Exercise goal:
Leave every picture out and write out the records below exactly.

Input for this task:
* * *
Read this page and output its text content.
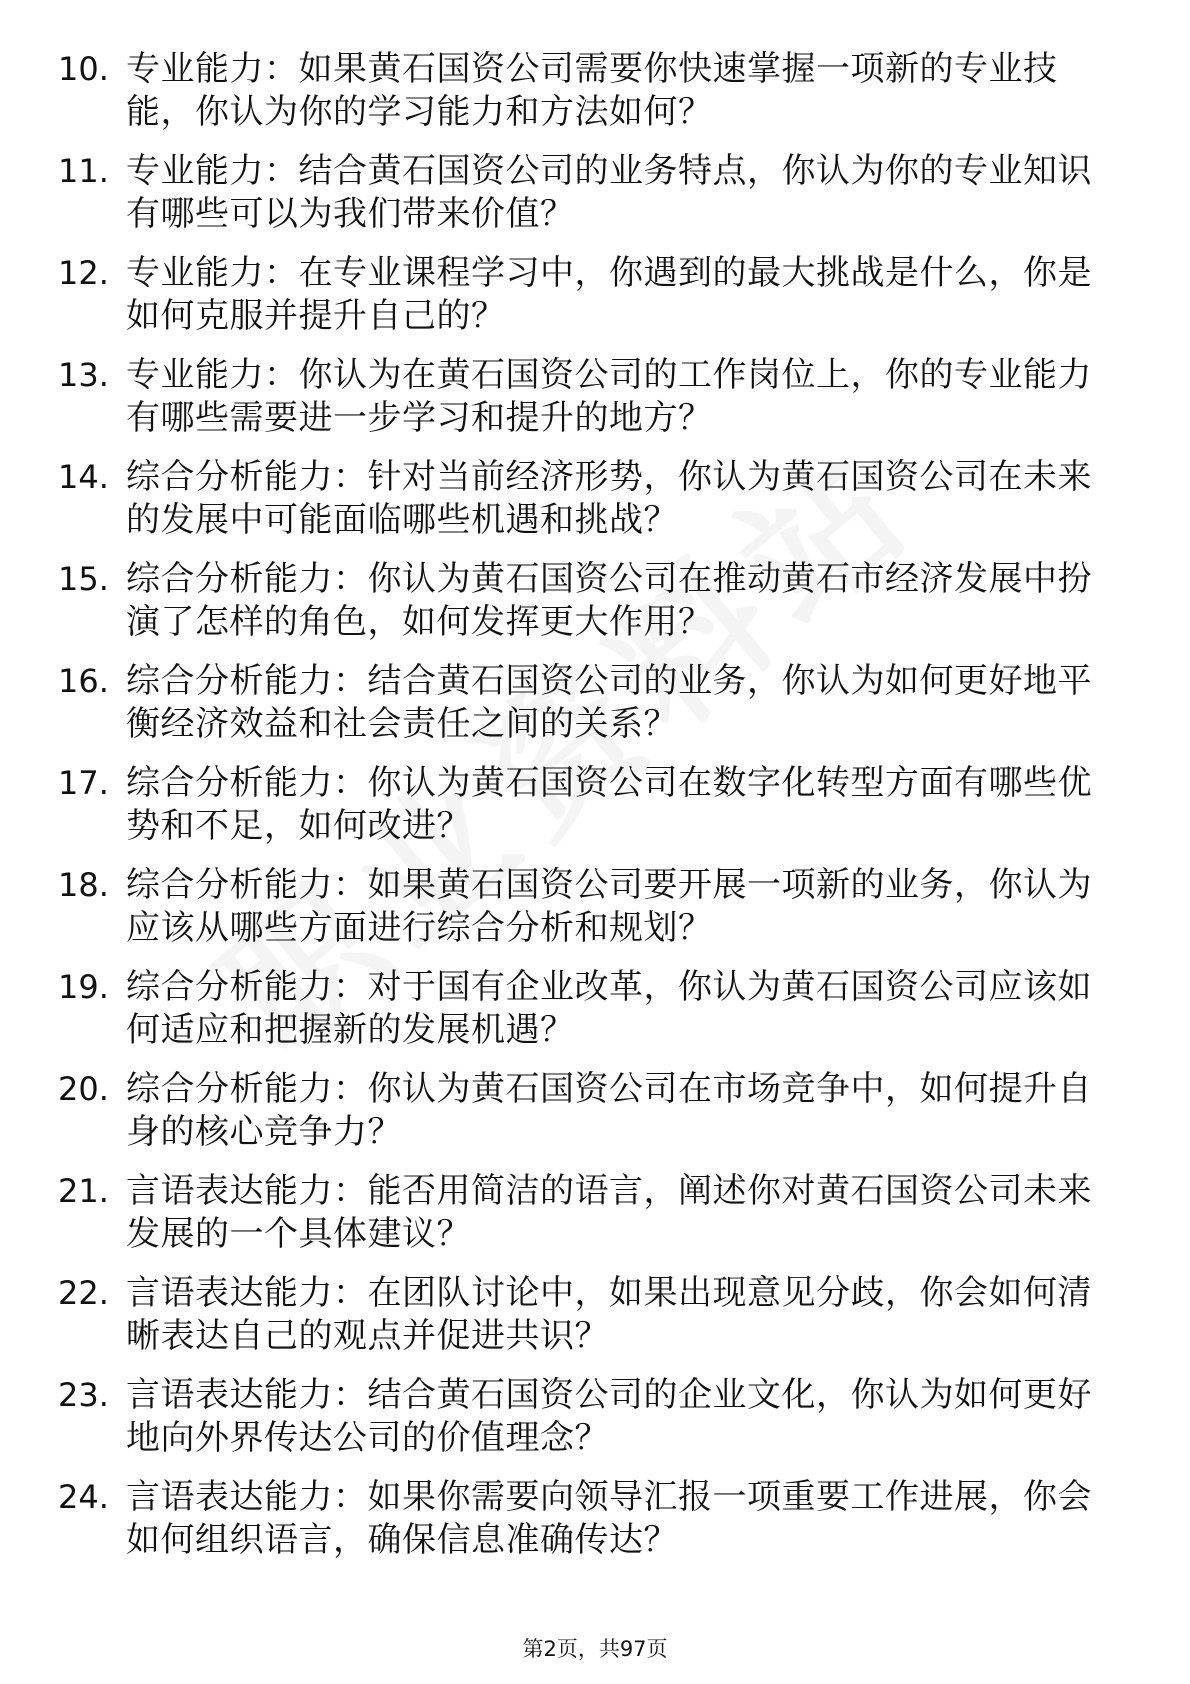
10. 专业能力：如果黄石国资公司需要你快速掌握一项新的专业技能，你认为你的学习能力和方法如何？
11. 专业能力：结合黄石国资公司的业务特点，你认为你的专业知识有哪些可以为我们带来价值？
12. 专业能力：在专业课程学习中，你遇到的最大挑战是什么，你是如何克服并提升自己的？
13. 专业能力：你认为在黄石国资公司的工作岗位上，你的专业能力有哪些需要进一步学习和提升的地方？
14. 综合分析能力：针对当前经济形势，你认为黄石国资公司在未来的发展中可能面临哪些机遇和挑战？
15. 综合分析能力：你认为黄石国资公司在推动黄石市经济发展中扮演了怎样的角色，如何发挥更大作用？
16. 综合分析能力：结合黄石国资公司的业务，你认为如何更好地平衡经济效益和社会责任之间的关系？
17. 综合分析能力：你认为黄石国资公司在数字化转型方面有哪些优势和不足，如何改进？
18. 综合分析能力：如果黄石国资公司要开展一项新的业务，你认为应该从哪些方面进行综合分析和规划？
19. 综合分析能力：对于国有企业改革，你认为黄石国资公司应该如何适应和把握新的发展机遇？
20. 综合分析能力：你认为黄石国资公司在市场竞争中，如何提升自身的核心竞争力？
21. 言语表达能力：能否用简洁的语言，阐述你对黄石国资公司未来发展的一个具体建议？
22. 言语表达能力：在团队讨论中，如果出现意见分歧，你会如何清晰表达自己的观点并促进共识？
23. 言语表达能力：结合黄石国资公司的企业文化，你认为如何更好地向外界传达公司的价值理念？
24. 言语表达能力：如果你需要向领导汇报一项重要工作进展，你会如何组织语言，确保信息准确传达？
第2页，共97页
* * *
Worked solution:
Read this page and output its text content.
10. 专业能力：如果黄石国资公司需要你快速掌握一项新的专业技能，你认为你的学习能力和方法如何？
11. 专业能力：结合黄石国资公司的业务特点，你认为你的专业知识有哪些可以为我们带来价值？
12. 专业能力：在专业课程学习中，你遇到的最大挑战是什么，你是如何克服并提升自己的？
13. 专业能力：你认为在黄石国资公司的工作岗位上，你的专业能力有哪些需要进一步学习和提升的地方？
14. 综合分析能力：针对当前经济形势，你认为黄石国资公司在未来的发展中可能面临哪些机遇和挑战？
15. 综合分析能力：你认为黄石国资公司在推动黄石市经济发展中扮演了怎样的角色，如何发挥更大作用？
16. 综合分析能力：结合黄石国资公司的业务，你认为如何更好地平衡经济效益和社会责任之间的关系？
17. 综合分析能力：你认为黄石国资公司在数字化转型方面有哪些优势和不足，如何改进？
18. 综合分析能力：如果黄石国资公司要开展一项新的业务，你认为应该从哪些方面进行综合分析和规划？
19. 综合分析能力：对于国有企业改革，你认为黄石国资公司应该如何适应和把握新的发展机遇？
20. 综合分析能力：你认为黄石国资公司在市场竞争中，如何提升自身的核心竞争力？
21. 言语表达能力：能否用简洁的语言，阐述你对黄石国资公司未来发展的一个具体建议？
22. 言语表达能力：在团队讨论中，如果出现意见分歧，你会如何清晰表达自己的观点并促进共识？
23. 言语表达能力：结合黄石国资公司的企业文化，你认为如何更好地向外界传达公司的价值理念？
24. 言语表达能力：如果你需要向领导汇报一项重要工作进展，你会如何组织语言，确保信息准确传达？
第2页，共97页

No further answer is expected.